— BEGIN Stored rows —

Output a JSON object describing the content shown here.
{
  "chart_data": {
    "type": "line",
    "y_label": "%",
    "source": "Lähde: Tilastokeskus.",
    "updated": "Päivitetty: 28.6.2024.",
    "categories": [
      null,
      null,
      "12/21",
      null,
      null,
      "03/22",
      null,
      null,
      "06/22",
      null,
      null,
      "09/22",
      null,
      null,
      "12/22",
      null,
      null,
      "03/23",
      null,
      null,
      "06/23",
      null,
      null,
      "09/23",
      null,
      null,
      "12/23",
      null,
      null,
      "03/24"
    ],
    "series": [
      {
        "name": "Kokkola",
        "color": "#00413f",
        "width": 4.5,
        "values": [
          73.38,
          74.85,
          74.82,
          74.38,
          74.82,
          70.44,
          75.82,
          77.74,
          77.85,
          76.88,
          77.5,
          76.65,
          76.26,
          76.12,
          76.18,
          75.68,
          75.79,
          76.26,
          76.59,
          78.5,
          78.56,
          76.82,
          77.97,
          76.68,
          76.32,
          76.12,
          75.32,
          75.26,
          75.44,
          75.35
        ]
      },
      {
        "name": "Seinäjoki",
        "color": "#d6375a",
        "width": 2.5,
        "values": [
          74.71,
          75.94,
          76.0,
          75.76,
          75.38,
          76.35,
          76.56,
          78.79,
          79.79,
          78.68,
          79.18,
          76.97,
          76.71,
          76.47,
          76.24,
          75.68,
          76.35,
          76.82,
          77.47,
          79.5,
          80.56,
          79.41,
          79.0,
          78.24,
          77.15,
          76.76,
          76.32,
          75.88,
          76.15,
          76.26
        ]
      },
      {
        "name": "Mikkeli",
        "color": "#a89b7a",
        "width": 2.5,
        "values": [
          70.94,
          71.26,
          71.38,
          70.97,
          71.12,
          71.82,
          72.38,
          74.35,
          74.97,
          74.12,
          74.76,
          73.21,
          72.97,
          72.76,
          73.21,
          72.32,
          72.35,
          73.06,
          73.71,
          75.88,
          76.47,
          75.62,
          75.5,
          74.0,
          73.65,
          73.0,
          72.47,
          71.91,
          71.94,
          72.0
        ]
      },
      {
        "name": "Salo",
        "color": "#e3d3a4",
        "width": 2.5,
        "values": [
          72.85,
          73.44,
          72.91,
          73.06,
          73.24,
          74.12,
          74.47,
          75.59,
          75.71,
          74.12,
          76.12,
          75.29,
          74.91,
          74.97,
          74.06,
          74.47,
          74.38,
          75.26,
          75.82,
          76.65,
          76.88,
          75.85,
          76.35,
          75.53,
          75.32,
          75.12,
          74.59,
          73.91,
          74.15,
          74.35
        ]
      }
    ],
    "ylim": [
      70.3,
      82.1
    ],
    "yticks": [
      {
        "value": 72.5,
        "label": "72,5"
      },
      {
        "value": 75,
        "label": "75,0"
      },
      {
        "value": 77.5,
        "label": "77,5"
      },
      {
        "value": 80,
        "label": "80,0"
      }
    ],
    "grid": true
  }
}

— END Stored rows —

* **Directive**
Within the entries above, work out how many lines contain the word "name". The number alone is the answer.

* **Response for this exercise**
4